### EXERCISE BRIEF
Among the entries below, how many lines contain the string "damage"? Only the number, please.

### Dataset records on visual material
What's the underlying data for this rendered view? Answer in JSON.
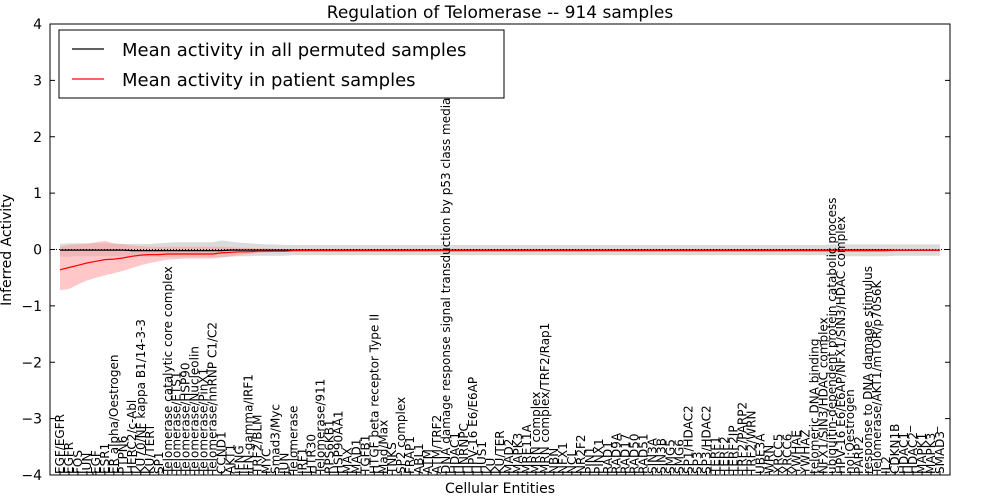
{
  "chart_data": {
    "type": "line",
    "title": "Regulation of Telomerase -- 914 samples",
    "xlabel": "Cellular Entities",
    "ylabel": "Inferred Activity",
    "ylim": [
      -4,
      4
    ],
    "yticks": [
      4,
      3,
      2,
      1,
      0,
      -1,
      -2,
      -3,
      -4
    ],
    "ytick_labels": [
      "4",
      "3",
      "2",
      "1",
      "0",
      "−1",
      "−2",
      "−3",
      "−4"
    ],
    "grid": false,
    "legend_position": "top-left",
    "colors": {
      "permuted": "#000000",
      "patient": "#ff0000",
      "permuted_band": "#b0b0b0",
      "patient_band": "#ff9999",
      "zero_line": "#000000"
    },
    "categories": [
      "EGF/EGFR",
      "EGFR",
      "FOS",
      "JUN",
      "EGF",
      "ESR1",
      "ER alpha/Oestrogen",
      "PTPN6",
      "HERC2/c-Abl",
      "KU70/NF kappa B1/14-3-3",
      "KU/TERT",
      "SP1",
      "Telomerase catalytic core complex",
      "Telomerase/ETS1",
      "Telomerase/HSP90",
      "Telomerase/Nucleolin",
      "Telomerase/PinX1",
      "Telomerase/hnRNP C1/C2",
      "CCND1",
      "AKT1",
      "IFNG",
      "IFN-gamma/IRF1",
      "TRF2/BLM",
      "MYC",
      "Smad3/Myc",
      "JUN_",
      "Telomerase",
      "IRF1",
      "HTR30",
      "Telomerase/911",
      "RPS6KB1",
      "HSP90AA1",
      "MAX",
      "MAD1",
      "TGFB1",
      "HTGF beta receptor Type II",
      "Mad/Max",
      "TNKS",
      "SP2 complex",
      "FRAP1",
      "ABL1",
      "ATM",
      "ATM/TRF2",
      "DNA damage response signal transduction by p53 class mediator",
      "HDAC1",
      "HNRNPC",
      "HPV-16 E6/E6AP",
      "HUS1",
      "KU",
      "KU/TER",
      "MAD2",
      "MAPK3",
      "MRE11A",
      "MRN complex",
      "MRN complex/TRF2/Rap1",
      "NBN",
      "NFX1",
      "NCL",
      "NR2F2",
      "PIN1",
      "PINX1",
      "RAD1",
      "RAD9A",
      "RAD17",
      "RAD50",
      "RAD51",
      "SIN3A",
      "SIN3B",
      "SMG5",
      "SMG6",
      "SP1/HDAC2",
      "SP3",
      "SP3/HDAC2",
      "TERF1",
      "TERF2",
      "TERF2IP",
      "TRF2/PARP2",
      "TRF2/WRN",
      "UBE3A",
      "WRN",
      "XRCC5",
      "XRCC6",
      "YWHAE",
      "YWHAZ",
      "telomeric DNA binding",
      "NFX1/SIN3/HDAC complex",
      "ubiquitin-dependent protein catabolic process",
      "HPV-16 E6/E6AP/NFX1/SIN3/HDAC complex",
      "nol:Oestrogen",
      "PARP2",
      "response to DNA damage stimulus",
      "Telomerase/AKT1/mTOR/p70S6K",
      "IL2",
      "CDKN1B",
      "HDAC1_",
      "HDAC2",
      "MAPK1",
      "MAPK3_",
      "SMAD3"
    ],
    "series": [
      {
        "name": "Mean activity in all permuted samples",
        "color": "#000000",
        "values": [
          -0.01,
          -0.01,
          -0.01,
          -0.01,
          -0.01,
          -0.01,
          -0.01,
          -0.01,
          -0.02,
          -0.02,
          -0.02,
          -0.02,
          -0.02,
          -0.02,
          -0.02,
          -0.02,
          -0.02,
          -0.02,
          -0.02,
          -0.01,
          -0.01,
          -0.01,
          -0.01,
          -0.01,
          -0.01,
          -0.01,
          -0.01,
          -0.01,
          -0.01,
          -0.01,
          -0.01,
          -0.01,
          -0.01,
          -0.01,
          -0.01,
          -0.01,
          -0.01,
          -0.01,
          -0.01,
          -0.01,
          -0.01,
          -0.01,
          -0.01,
          -0.01,
          -0.01,
          -0.01,
          -0.01,
          -0.01,
          -0.01,
          -0.01,
          -0.01,
          -0.01,
          -0.01,
          -0.01,
          -0.01,
          -0.01,
          -0.01,
          -0.01,
          -0.01,
          -0.01,
          -0.01,
          -0.01,
          -0.01,
          -0.01,
          -0.01,
          -0.01,
          -0.01,
          -0.01,
          -0.01,
          -0.01,
          -0.01,
          -0.01,
          -0.01,
          -0.01,
          -0.01,
          -0.01,
          -0.01,
          -0.01,
          -0.01,
          -0.01,
          -0.01,
          -0.01,
          -0.01,
          -0.01,
          -0.01,
          -0.01,
          -0.01,
          -0.01,
          -0.01,
          -0.01,
          -0.01,
          -0.01,
          -0.01,
          -0.01,
          -0.01,
          -0.01,
          -0.01,
          -0.01,
          -0.01
        ],
        "band_lower": [
          -0.13,
          -0.13,
          -0.12,
          -0.12,
          -0.12,
          -0.12,
          -0.12,
          -0.12,
          -0.13,
          -0.13,
          -0.13,
          -0.13,
          -0.14,
          -0.14,
          -0.14,
          -0.14,
          -0.14,
          -0.14,
          -0.14,
          -0.13,
          -0.12,
          -0.12,
          -0.11,
          -0.11,
          -0.11,
          -0.11,
          -0.1,
          -0.1,
          -0.1,
          -0.1,
          -0.1,
          -0.1,
          -0.1,
          -0.1,
          -0.1,
          -0.1,
          -0.1,
          -0.1,
          -0.1,
          -0.1,
          -0.1,
          -0.1,
          -0.1,
          -0.1,
          -0.1,
          -0.1,
          -0.1,
          -0.1,
          -0.1,
          -0.1,
          -0.1,
          -0.1,
          -0.1,
          -0.1,
          -0.1,
          -0.1,
          -0.1,
          -0.1,
          -0.1,
          -0.1,
          -0.1,
          -0.1,
          -0.1,
          -0.1,
          -0.1,
          -0.1,
          -0.1,
          -0.1,
          -0.1,
          -0.1,
          -0.1,
          -0.1,
          -0.1,
          -0.1,
          -0.1,
          -0.1,
          -0.1,
          -0.1,
          -0.1,
          -0.1,
          -0.1,
          -0.1,
          -0.1,
          -0.1,
          -0.1,
          -0.1,
          -0.12,
          -0.12,
          -0.12,
          -0.12,
          -0.12,
          -0.12,
          -0.12,
          -0.11,
          -0.11,
          -0.11,
          -0.11,
          -0.11,
          -0.11
        ],
        "band_upper": [
          0.1,
          0.11,
          0.11,
          0.11,
          0.11,
          0.11,
          0.1,
          0.1,
          0.1,
          0.1,
          0.1,
          0.11,
          0.12,
          0.13,
          0.13,
          0.13,
          0.13,
          0.13,
          0.16,
          0.14,
          0.12,
          0.11,
          0.1,
          0.09,
          0.09,
          0.08,
          0.08,
          0.08,
          0.08,
          0.08,
          0.08,
          0.08,
          0.08,
          0.08,
          0.08,
          0.08,
          0.08,
          0.08,
          0.08,
          0.08,
          0.08,
          0.08,
          0.08,
          0.08,
          0.08,
          0.08,
          0.08,
          0.08,
          0.08,
          0.08,
          0.08,
          0.08,
          0.08,
          0.08,
          0.08,
          0.08,
          0.08,
          0.08,
          0.08,
          0.08,
          0.08,
          0.08,
          0.08,
          0.08,
          0.08,
          0.08,
          0.08,
          0.08,
          0.08,
          0.08,
          0.08,
          0.08,
          0.08,
          0.08,
          0.08,
          0.08,
          0.08,
          0.08,
          0.08,
          0.08,
          0.08,
          0.08,
          0.08,
          0.08,
          0.08,
          0.08,
          0.09,
          0.09,
          0.09,
          0.09,
          0.09,
          0.09,
          0.09,
          0.09,
          0.09,
          0.09,
          0.09,
          0.09,
          0.09
        ]
      },
      {
        "name": "Mean activity in patient samples",
        "color": "#ff0000",
        "values": [
          -0.36,
          -0.32,
          -0.28,
          -0.24,
          -0.21,
          -0.18,
          -0.17,
          -0.15,
          -0.12,
          -0.1,
          -0.09,
          -0.09,
          -0.08,
          -0.08,
          -0.08,
          -0.08,
          -0.08,
          -0.08,
          -0.06,
          -0.05,
          -0.04,
          -0.04,
          -0.03,
          -0.03,
          -0.03,
          -0.03,
          -0.02,
          -0.02,
          -0.02,
          -0.02,
          -0.02,
          -0.02,
          -0.02,
          -0.02,
          -0.02,
          -0.02,
          -0.02,
          -0.02,
          -0.02,
          -0.02,
          -0.02,
          -0.02,
          -0.02,
          -0.02,
          -0.02,
          -0.02,
          -0.02,
          -0.02,
          -0.02,
          -0.02,
          -0.02,
          -0.02,
          -0.02,
          -0.02,
          -0.02,
          -0.02,
          -0.02,
          -0.02,
          -0.02,
          -0.02,
          -0.02,
          -0.02,
          -0.02,
          -0.02,
          -0.02,
          -0.02,
          -0.02,
          -0.02,
          -0.02,
          -0.02,
          -0.02,
          -0.02,
          -0.02,
          -0.02,
          -0.02,
          -0.02,
          -0.02,
          -0.02,
          -0.02,
          -0.02,
          -0.02,
          -0.02,
          -0.02,
          -0.02,
          -0.02,
          -0.02,
          -0.02,
          -0.02,
          -0.02,
          -0.02,
          -0.02,
          -0.02,
          -0.02,
          -0.01,
          -0.01,
          -0.01,
          -0.01,
          -0.01,
          -0.01
        ],
        "band_lower": [
          -0.72,
          -0.7,
          -0.62,
          -0.55,
          -0.5,
          -0.46,
          -0.42,
          -0.38,
          -0.33,
          -0.28,
          -0.24,
          -0.21,
          -0.18,
          -0.17,
          -0.16,
          -0.16,
          -0.16,
          -0.16,
          -0.14,
          -0.12,
          -0.1,
          -0.08,
          -0.06,
          -0.05,
          -0.04,
          -0.04,
          -0.04,
          -0.03,
          -0.03,
          -0.03,
          -0.03,
          -0.03,
          -0.03,
          -0.03,
          -0.03,
          -0.03,
          -0.03,
          -0.03,
          -0.03,
          -0.03,
          -0.03,
          -0.03,
          -0.03,
          -0.03,
          -0.03,
          -0.03,
          -0.03,
          -0.03,
          -0.03,
          -0.03,
          -0.03,
          -0.03,
          -0.03,
          -0.03,
          -0.03,
          -0.03,
          -0.03,
          -0.03,
          -0.03,
          -0.03,
          -0.03,
          -0.03,
          -0.03,
          -0.03,
          -0.03,
          -0.03,
          -0.03,
          -0.03,
          -0.03,
          -0.03,
          -0.03,
          -0.03,
          -0.03,
          -0.03,
          -0.03,
          -0.03,
          -0.03,
          -0.03,
          -0.03,
          -0.03,
          -0.03,
          -0.03,
          -0.03,
          -0.03,
          -0.03,
          -0.03,
          -0.04,
          -0.04,
          -0.04,
          -0.04,
          -0.04,
          -0.04,
          -0.04,
          -0.03,
          -0.03,
          -0.03,
          -0.03,
          -0.03,
          -0.03
        ],
        "band_upper": [
          0.05,
          0.08,
          0.09,
          0.1,
          0.13,
          0.15,
          0.11,
          0.09,
          0.07,
          0.06,
          0.05,
          0.05,
          0.05,
          0.05,
          0.05,
          0.05,
          0.05,
          0.05,
          0.05,
          0.04,
          0.03,
          0.03,
          0.02,
          0.02,
          0.01,
          0.01,
          0.0,
          0.0,
          0.0,
          0.0,
          0.0,
          0.0,
          0.0,
          0.0,
          0.0,
          0.0,
          0.0,
          0.0,
          0.0,
          0.0,
          0.0,
          0.0,
          0.0,
          0.0,
          0.0,
          0.0,
          0.0,
          0.0,
          0.0,
          0.0,
          0.0,
          0.0,
          0.0,
          0.0,
          0.0,
          0.0,
          0.0,
          0.0,
          0.0,
          0.0,
          0.0,
          0.0,
          0.0,
          0.0,
          0.0,
          0.0,
          0.0,
          0.0,
          0.0,
          0.0,
          0.0,
          0.0,
          0.0,
          0.0,
          0.0,
          0.0,
          0.0,
          0.0,
          0.0,
          0.0,
          0.0,
          0.0,
          0.0,
          0.0,
          0.0,
          0.0,
          0.01,
          0.01,
          0.01,
          0.01,
          0.01,
          0.01,
          0.01,
          0.01,
          0.01,
          0.01,
          0.01,
          0.01,
          0.01
        ]
      }
    ]
  }
}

### ANSWER BOX
2